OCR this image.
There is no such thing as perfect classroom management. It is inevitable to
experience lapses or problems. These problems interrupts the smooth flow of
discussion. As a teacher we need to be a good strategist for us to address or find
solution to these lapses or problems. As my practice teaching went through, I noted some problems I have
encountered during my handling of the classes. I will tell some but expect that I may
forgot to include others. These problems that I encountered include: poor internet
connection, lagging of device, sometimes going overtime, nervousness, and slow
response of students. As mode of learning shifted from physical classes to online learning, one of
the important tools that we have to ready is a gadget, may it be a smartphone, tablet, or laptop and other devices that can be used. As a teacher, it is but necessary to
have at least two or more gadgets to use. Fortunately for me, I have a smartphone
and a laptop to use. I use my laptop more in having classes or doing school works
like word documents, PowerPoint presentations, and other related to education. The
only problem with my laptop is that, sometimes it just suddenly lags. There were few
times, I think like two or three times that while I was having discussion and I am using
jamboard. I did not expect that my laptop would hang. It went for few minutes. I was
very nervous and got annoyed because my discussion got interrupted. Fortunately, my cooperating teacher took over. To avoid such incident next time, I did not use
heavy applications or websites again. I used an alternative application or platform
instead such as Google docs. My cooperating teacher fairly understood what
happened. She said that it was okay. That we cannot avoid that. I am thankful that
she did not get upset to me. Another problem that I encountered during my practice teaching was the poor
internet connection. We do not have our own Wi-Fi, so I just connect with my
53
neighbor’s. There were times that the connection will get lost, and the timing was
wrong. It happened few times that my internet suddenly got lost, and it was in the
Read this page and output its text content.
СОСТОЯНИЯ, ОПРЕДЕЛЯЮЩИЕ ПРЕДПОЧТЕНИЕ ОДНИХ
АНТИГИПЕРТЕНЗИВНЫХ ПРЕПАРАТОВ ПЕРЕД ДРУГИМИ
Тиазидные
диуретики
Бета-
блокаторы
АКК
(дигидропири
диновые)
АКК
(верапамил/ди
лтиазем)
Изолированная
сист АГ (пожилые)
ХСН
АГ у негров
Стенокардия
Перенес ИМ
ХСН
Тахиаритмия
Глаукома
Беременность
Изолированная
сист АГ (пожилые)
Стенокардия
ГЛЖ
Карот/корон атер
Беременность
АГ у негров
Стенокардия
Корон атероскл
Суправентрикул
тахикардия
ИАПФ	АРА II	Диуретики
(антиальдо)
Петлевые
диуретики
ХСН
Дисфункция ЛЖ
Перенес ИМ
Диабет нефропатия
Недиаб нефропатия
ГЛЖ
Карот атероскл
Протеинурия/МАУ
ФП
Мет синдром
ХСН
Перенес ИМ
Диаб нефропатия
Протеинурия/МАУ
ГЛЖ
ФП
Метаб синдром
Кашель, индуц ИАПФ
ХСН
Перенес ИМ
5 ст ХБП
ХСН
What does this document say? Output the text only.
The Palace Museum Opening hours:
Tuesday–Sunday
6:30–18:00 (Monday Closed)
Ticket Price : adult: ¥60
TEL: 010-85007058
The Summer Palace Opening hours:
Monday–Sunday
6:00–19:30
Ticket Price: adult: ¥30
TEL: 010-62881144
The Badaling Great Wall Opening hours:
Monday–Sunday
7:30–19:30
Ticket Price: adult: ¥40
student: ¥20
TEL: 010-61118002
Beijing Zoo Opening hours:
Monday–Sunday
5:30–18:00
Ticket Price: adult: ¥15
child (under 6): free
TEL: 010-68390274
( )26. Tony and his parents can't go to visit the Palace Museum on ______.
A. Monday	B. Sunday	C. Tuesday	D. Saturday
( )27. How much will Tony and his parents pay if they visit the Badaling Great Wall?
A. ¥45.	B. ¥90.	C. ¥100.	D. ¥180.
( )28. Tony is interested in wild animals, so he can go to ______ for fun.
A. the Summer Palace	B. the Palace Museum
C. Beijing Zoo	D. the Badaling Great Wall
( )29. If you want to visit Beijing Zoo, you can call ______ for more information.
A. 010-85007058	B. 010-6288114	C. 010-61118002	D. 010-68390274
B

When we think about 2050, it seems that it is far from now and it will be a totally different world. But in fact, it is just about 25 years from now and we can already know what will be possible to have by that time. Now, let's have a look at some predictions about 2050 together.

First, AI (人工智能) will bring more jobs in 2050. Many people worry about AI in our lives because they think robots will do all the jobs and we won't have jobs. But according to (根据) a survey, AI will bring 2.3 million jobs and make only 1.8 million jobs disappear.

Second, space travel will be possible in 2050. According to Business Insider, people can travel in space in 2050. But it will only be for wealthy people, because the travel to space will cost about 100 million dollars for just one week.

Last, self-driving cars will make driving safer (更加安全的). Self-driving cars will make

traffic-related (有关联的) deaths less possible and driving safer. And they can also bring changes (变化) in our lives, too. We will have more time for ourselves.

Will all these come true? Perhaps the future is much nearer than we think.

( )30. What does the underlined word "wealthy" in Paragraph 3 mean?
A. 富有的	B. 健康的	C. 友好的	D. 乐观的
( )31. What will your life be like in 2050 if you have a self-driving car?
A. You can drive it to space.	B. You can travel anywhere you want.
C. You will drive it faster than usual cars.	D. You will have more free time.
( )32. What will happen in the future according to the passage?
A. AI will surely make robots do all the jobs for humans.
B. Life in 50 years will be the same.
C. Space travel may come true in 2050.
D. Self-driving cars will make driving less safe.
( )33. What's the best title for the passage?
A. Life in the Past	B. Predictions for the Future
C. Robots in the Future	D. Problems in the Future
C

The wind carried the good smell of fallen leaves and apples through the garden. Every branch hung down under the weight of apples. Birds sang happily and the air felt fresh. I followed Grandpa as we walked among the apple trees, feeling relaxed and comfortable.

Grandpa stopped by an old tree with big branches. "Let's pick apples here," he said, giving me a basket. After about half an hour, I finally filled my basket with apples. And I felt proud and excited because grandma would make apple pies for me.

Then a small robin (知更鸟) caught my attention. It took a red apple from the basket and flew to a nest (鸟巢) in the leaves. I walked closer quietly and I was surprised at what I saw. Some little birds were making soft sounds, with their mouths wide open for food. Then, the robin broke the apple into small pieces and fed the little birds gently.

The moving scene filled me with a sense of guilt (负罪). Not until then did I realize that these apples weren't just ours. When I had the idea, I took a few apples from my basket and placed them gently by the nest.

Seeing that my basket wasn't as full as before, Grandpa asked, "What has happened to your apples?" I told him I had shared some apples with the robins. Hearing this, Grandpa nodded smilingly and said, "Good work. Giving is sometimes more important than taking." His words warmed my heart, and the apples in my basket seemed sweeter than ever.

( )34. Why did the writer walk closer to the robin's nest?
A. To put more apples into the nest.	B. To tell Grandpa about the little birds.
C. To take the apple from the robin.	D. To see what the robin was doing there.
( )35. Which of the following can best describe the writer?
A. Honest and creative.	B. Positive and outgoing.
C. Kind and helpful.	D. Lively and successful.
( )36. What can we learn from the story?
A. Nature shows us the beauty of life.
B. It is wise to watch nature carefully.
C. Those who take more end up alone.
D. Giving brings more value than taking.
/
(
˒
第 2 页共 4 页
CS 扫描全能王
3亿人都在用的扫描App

--------------------

§ GIVEN EXERCISE: Quote the entire listing above exactly.

§ SOLUTION TO THE PROBLEM:
OCR this image.
There is no such thing as perfect classroom management. It is inevitable to
experience lapses or problems. These problems interrupts the smooth flow of
discussion. As a teacher we need to be a good strategist for us to address or find
solution to these lapses or problems. As my practice teaching went through, I noted some problems I have
encountered during my handling of the classes. I will tell some but expect that I may
forgot to include others. These problems that I encountered include: poor internet
connection, lagging of device, sometimes going overtime, nervousness, and slow
response of students. As mode of learning shifted from physical classes to online learning, one of
the important tools that we have to ready is a gadget, may it be a smartphone, tablet, or laptop and other devices that can be used. As a teacher, it is but necessary to
have at least two or more gadgets to use. Fortunately for me, I have a smartphone
and a laptop to use. I use my laptop more in having classes or doing school works
like word documents, PowerPoint presentations, and other related to education. The
only problem with my laptop is that, sometimes it just suddenly lags. There were few
times, I think like two or three times that while I was having discussion and I am using
jamboard. I did not expect that my laptop would hang. It went for few minutes. I was
very nervous and got annoyed because my discussion got interrupted. Fortunately, my cooperating teacher took over. To avoid such incident next time, I did not use
heavy applications or websites again. I used an alternative application or platform
instead such as Google docs. My cooperating teacher fairly understood what
happened. She said that it was okay. That we cannot avoid that. I am thankful that
she did not get upset to me. Another problem that I encountered during my practice teaching was the poor
internet connection. We do not have our own Wi-Fi, so I just connect with my
53
neighbor’s. There were times that the connection will get lost, and the timing was
wrong. It happened few times that my internet suddenly got lost, and it was in the
Read this page and output its text content.
СОСТОЯНИЯ, ОПРЕДЕЛЯЮЩИЕ ПРЕДПОЧТЕНИЕ ОДНИХ
АНТИГИПЕРТЕНЗИВНЫХ ПРЕПАРАТОВ ПЕРЕД ДРУГИМИ
Тиазидные
диуретики
Бета-
блокаторы
АКК
(дигидропири
диновые)
АКК
(верапамил/ди
лтиазем)
Изолированная
сист АГ (пожилые)
ХСН
АГ у негров
Стенокардия
Перенес ИМ
ХСН
Тахиаритмия
Глаукома
Беременность
Изолированная
сист АГ (пожилые)
Стенокардия
ГЛЖ
Карот/корон атер
Беременность
АГ у негров
Стенокардия
Корон атероскл
Суправентрикул
тахикардия
ИАПФ	АРА II	Диуретики
(антиальдо)
Петлевые
диуретики
ХСН
Дисфункция ЛЖ
Перенес ИМ
Диабет нефропатия
Недиаб нефропатия
ГЛЖ
Карот атероскл
Протеинурия/МАУ
ФП
Мет синдром
ХСН
Перенес ИМ
Диаб нефропатия
Протеинурия/МАУ
ГЛЖ
ФП
Метаб синдром
Кашель, индуц ИАПФ
ХСН
Перенес ИМ
5 ст ХБП
ХСН
What does this document say? Output the text only.
The Palace Museum Opening hours:
Tuesday–Sunday
6:30–18:00 (Monday Closed)
Ticket Price : adult: ¥60
TEL: 010-85007058
The Summer Palace Opening hours:
Monday–Sunday
6:00–19:30
Ticket Price: adult: ¥30
TEL: 010-62881144
The Badaling Great Wall Opening hours:
Monday–Sunday
7:30–19:30
Ticket Price: adult: ¥40
student: ¥20
TEL: 010-61118002
Beijing Zoo Opening hours:
Monday–Sunday
5:30–18:00
Ticket Price: adult: ¥15
child (under 6): free
TEL: 010-68390274
( )26. Tony and his parents can't go to visit the Palace Museum on ______.
A. Monday	B. Sunday	C. Tuesday	D. Saturday
( )27. How much will Tony and his parents pay if they visit the Badaling Great Wall?
A. ¥45.	B. ¥90.	C. ¥100.	D. ¥180.
( )28. Tony is interested in wild animals, so he can go to ______ for fun.
A. the Summer Palace	B. the Palace Museum
C. Beijing Zoo	D. the Badaling Great Wall
( )29. If you want to visit Beijing Zoo, you can call ______ for more information.
A. 010-85007058	B. 010-6288114	C. 010-61118002	D. 010-68390274
B

When we think about 2050, it seems that it is far from now and it will be a totally different world. But in fact, it is just about 25 years from now and we can already know what will be possible to have by that time. Now, let's have a look at some predictions about 2050 together.

First, AI (人工智能) will bring more jobs in 2050. Many people worry about AI in our lives because they think robots will do all the jobs and we won't have jobs. But according to (根据) a survey, AI will bring 2.3 million jobs and make only 1.8 million jobs disappear.

Second, space travel will be possible in 2050. According to Business Insider, people can travel in space in 2050. But it will only be for wealthy people, because the travel to space will cost about 100 million dollars for just one week.

Last, self-driving cars will make driving safer (更加安全的). Self-driving cars will make

traffic-related (有关联的) deaths less possible and driving safer. And they can also bring changes (变化) in our lives, too. We will have more time for ourselves.

Will all these come true? Perhaps the future is much nearer than we think.

( )30. What does the underlined word "wealthy" in Paragraph 3 mean?
A. 富有的	B. 健康的	C. 友好的	D. 乐观的
( )31. What will your life be like in 2050 if you have a self-driving car?
A. You can drive it to space.	B. You can travel anywhere you want.
C. You will drive it faster than usual cars.	D. You will have more free time.
( )32. What will happen in the future according to the passage?
A. AI will surely make robots do all the jobs for humans.
B. Life in 50 years will be the same.
C. Space travel may come true in 2050.
D. Self-driving cars will make driving less safe.
( )33. What's the best title for the passage?
A. Life in the Past	B. Predictions for the Future
C. Robots in the Future	D. Problems in the Future
C

The wind carried the good smell of fallen leaves and apples through the garden. Every branch hung down under the weight of apples. Birds sang happily and the air felt fresh. I followed Grandpa as we walked among the apple trees, feeling relaxed and comfortable.

Grandpa stopped by an old tree with big branches. "Let's pick apples here," he said, giving me a basket. After about half an hour, I finally filled my basket with apples. And I felt proud and excited because grandma would make apple pies for me.

Then a small robin (知更鸟) caught my attention. It took a red apple from the basket and flew to a nest (鸟巢) in the leaves. I walked closer quietly and I was surprised at what I saw. Some little birds were making soft sounds, with their mouths wide open for food. Then, the robin broke the apple into small pieces and fed the little birds gently.

The moving scene filled me with a sense of guilt (负罪). Not until then did I realize that these apples weren't just ours. When I had the idea, I took a few apples from my basket and placed them gently by the nest.

Seeing that my basket wasn't as full as before, Grandpa asked, "What has happened to your apples?" I told him I had shared some apples with the robins. Hearing this, Grandpa nodded smilingly and said, "Good work. Giving is sometimes more important than taking." His words warmed my heart, and the apples in my basket seemed sweeter than ever.

( )34. Why did the writer walk closer to the robin's nest?
A. To put more apples into the nest.	B. To tell Grandpa about the little birds.
C. To take the apple from the robin.	D. To see what the robin was doing there.
( )35. Which of the following can best describe the writer?
A. Honest and creative.	B. Positive and outgoing.
C. Kind and helpful.	D. Lively and successful.
( )36. What can we learn from the story?
A. Nature shows us the beauty of life.
B. It is wise to watch nature carefully.
C. Those who take more end up alone.
D. Giving brings more value than taking.
/
(
˒
第 2 页共 4 页
CS 扫描全能王
3亿人都在用的扫描App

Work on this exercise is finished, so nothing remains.